## Material to process
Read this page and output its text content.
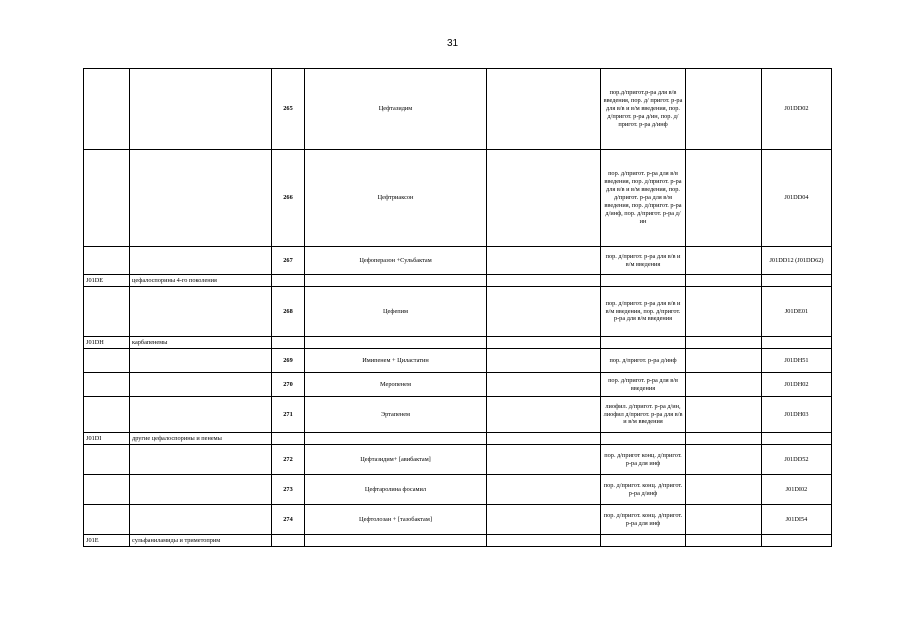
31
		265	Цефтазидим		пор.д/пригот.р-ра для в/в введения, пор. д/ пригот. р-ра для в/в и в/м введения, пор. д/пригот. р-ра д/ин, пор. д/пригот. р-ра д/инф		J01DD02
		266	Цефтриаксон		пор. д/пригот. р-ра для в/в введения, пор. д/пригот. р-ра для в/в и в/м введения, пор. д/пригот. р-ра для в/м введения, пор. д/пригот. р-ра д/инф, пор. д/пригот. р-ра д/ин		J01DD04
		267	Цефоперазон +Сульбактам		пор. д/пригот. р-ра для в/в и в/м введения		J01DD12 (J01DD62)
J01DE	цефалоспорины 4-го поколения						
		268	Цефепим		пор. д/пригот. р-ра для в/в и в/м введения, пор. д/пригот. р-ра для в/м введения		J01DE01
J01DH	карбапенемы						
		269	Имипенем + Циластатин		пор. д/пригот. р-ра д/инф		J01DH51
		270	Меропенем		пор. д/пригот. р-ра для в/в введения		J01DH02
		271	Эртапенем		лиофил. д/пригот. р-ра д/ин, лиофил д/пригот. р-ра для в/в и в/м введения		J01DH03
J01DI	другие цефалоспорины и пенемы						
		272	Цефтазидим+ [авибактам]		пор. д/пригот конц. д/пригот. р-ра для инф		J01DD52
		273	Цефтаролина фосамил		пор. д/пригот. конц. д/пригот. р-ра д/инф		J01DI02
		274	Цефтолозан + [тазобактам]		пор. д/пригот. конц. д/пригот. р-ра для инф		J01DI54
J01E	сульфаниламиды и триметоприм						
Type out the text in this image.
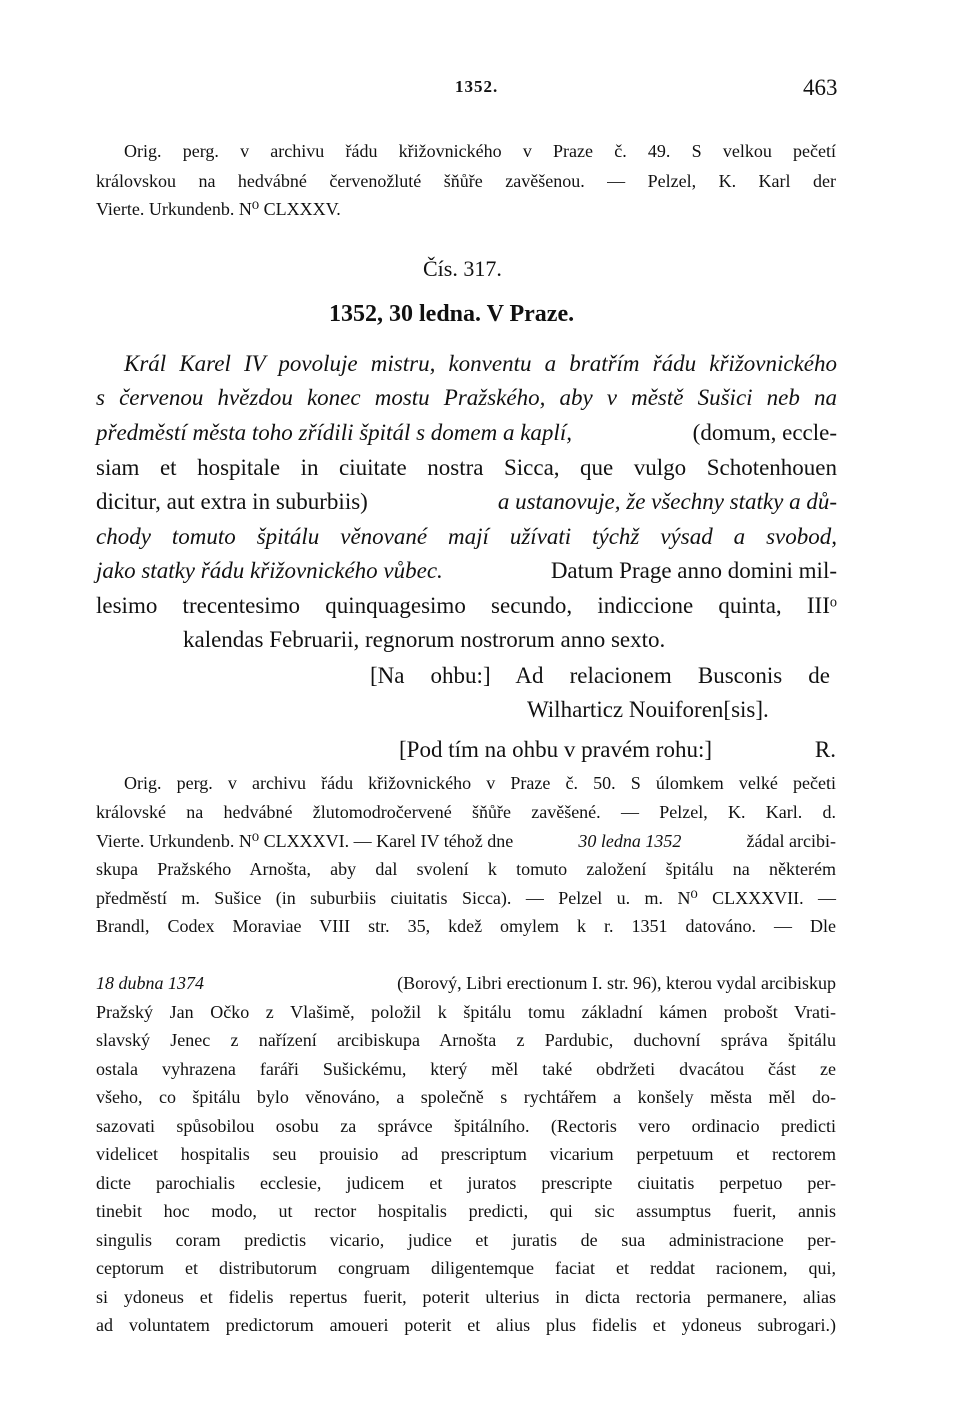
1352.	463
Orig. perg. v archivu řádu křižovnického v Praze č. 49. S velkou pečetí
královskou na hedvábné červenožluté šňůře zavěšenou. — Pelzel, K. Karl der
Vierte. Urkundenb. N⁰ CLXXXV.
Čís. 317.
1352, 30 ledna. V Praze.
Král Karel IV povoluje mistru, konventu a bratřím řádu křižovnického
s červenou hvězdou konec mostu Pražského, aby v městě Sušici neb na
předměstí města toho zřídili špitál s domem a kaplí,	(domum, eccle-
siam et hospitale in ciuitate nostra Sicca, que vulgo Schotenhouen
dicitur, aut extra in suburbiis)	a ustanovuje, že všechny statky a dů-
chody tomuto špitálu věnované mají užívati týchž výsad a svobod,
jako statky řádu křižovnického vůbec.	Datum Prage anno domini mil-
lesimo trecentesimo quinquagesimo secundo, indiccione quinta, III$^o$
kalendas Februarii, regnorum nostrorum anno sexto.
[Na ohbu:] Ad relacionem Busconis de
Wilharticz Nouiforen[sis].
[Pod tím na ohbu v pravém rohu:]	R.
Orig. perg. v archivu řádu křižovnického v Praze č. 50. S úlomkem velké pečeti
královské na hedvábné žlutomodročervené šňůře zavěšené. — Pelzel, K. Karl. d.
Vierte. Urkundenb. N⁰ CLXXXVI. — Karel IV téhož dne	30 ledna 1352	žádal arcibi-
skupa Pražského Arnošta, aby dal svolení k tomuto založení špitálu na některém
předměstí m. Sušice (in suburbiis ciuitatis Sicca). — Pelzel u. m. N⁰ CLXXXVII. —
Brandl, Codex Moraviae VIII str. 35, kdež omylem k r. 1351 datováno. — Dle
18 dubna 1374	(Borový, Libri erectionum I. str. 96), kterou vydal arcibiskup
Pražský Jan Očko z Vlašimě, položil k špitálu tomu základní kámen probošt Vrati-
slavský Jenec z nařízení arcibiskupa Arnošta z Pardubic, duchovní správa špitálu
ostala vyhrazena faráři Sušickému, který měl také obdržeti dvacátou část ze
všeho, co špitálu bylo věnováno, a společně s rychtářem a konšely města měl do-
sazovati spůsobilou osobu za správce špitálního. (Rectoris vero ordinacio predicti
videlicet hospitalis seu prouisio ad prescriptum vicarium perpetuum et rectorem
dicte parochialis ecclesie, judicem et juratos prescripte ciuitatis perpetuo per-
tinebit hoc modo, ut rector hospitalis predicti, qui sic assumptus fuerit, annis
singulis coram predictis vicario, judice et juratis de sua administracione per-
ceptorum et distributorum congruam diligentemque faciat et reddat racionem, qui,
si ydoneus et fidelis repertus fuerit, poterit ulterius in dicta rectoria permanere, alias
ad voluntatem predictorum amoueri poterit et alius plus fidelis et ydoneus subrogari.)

## Exercise
Make a word-for-word copy of the entries, without any pictures.

## Expected answer
Read this page and output its text content.
31
		265	Цефтазидим		пор.д/пригот.р-ра для в/в введения, пор. д/ пригот. р-ра для в/в и в/м введения, пор. д/пригот. р-ра д/ин, пор. д/пригот. р-ра д/инф		J01DD02
		266	Цефтриаксон		пор. д/пригот. р-ра для в/в введения, пор. д/пригот. р-ра для в/в и в/м введения, пор. д/пригот. р-ра для в/м введения, пор. д/пригот. р-ра д/инф, пор. д/пригот. р-ра д/ин		J01DD04
		267	Цефоперазон +Сульбактам		пор. д/пригот. р-ра для в/в и в/м введения		J01DD12 (J01DD62)
J01DE	цефалоспорины 4-го поколения						
		268	Цефепим		пор. д/пригот. р-ра для в/в и в/м введения, пор. д/пригот. р-ра для в/м введения		J01DE01
J01DH	карбапенемы						
		269	Имипенем + Циластатин		пор. д/пригот. р-ра д/инф		J01DH51
		270	Меропенем		пор. д/пригот. р-ра для в/в введения		J01DH02
		271	Эртапенем		лиофил. д/пригот. р-ра д/ин, лиофил д/пригот. р-ра для в/в и в/м введения		J01DH03
J01DI	другие цефалоспорины и пенемы						
		272	Цефтазидим+ [авибактам]		пор. д/пригот конц. д/пригот. р-ра для инф		J01DD52
		273	Цефтаролина фосамил		пор. д/пригот. конц. д/пригот. р-ра д/инф		J01DI02
		274	Цефтолозан + [тазобактам]		пор. д/пригот. конц. д/пригот. р-ра для инф		J01DI54
J01E	сульфаниламиды и триметоприм						
Type out the text in this image.
1352.	463
Orig. perg. v archivu řádu křižovnického v Praze č. 49. S velkou pečetí
královskou na hedvábné červenožluté šňůře zavěšenou. — Pelzel, K. Karl der
Vierte. Urkundenb. N⁰ CLXXXV.
Čís. 317.
1352, 30 ledna. V Praze.
Král Karel IV povoluje mistru, konventu a bratřím řádu křižovnického
s červenou hvězdou konec mostu Pražského, aby v městě Sušici neb na
předměstí města toho zřídili špitál s domem a kaplí,	(domum, eccle-
siam et hospitale in ciuitate nostra Sicca, que vulgo Schotenhouen
dicitur, aut extra in suburbiis)	a ustanovuje, že všechny statky a dů-
chody tomuto špitálu věnované mají užívati týchž výsad a svobod,
jako statky řádu křižovnického vůbec.	Datum Prage anno domini mil-
lesimo trecentesimo quinquagesimo secundo, indiccione quinta, III$^o$
kalendas Februarii, regnorum nostrorum anno sexto.
[Na ohbu:] Ad relacionem Busconis de
Wilharticz Nouiforen[sis].
[Pod tím na ohbu v pravém rohu:]	R.
Orig. perg. v archivu řádu křižovnického v Praze č. 50. S úlomkem velké pečeti
královské na hedvábné žlutomodročervené šňůře zavěšené. — Pelzel, K. Karl. d.
Vierte. Urkundenb. N⁰ CLXXXVI. — Karel IV téhož dne	30 ledna 1352	žádal arcibi-
skupa Pražského Arnošta, aby dal svolení k tomuto založení špitálu na některém
předměstí m. Sušice (in suburbiis ciuitatis Sicca). — Pelzel u. m. N⁰ CLXXXVII. —
Brandl, Codex Moraviae VIII str. 35, kdež omylem k r. 1351 datováno. — Dle
18 dubna 1374	(Borový, Libri erectionum I. str. 96), kterou vydal arcibiskup
Pražský Jan Očko z Vlašimě, položil k špitálu tomu základní kámen probošt Vrati-
slavský Jenec z nařízení arcibiskupa Arnošta z Pardubic, duchovní správa špitálu
ostala vyhrazena faráři Sušickému, který měl také obdržeti dvacátou část ze
všeho, co špitálu bylo věnováno, a společně s rychtářem a konšely města měl do-
sazovati spůsobilou osobu za správce špitálního. (Rectoris vero ordinacio predicti
videlicet hospitalis seu prouisio ad prescriptum vicarium perpetuum et rectorem
dicte parochialis ecclesie, judicem et juratos prescripte ciuitatis perpetuo per-
tinebit hoc modo, ut rector hospitalis predicti, qui sic assumptus fuerit, annis
singulis coram predictis vicario, judice et juratis de sua administracione per-
ceptorum et distributorum congruam diligentemque faciat et reddat racionem, qui,
si ydoneus et fidelis repertus fuerit, poterit ulterius in dicta rectoria permanere, alias
ad voluntatem predictorum amoueri poterit et alius plus fidelis et ydoneus subrogari.)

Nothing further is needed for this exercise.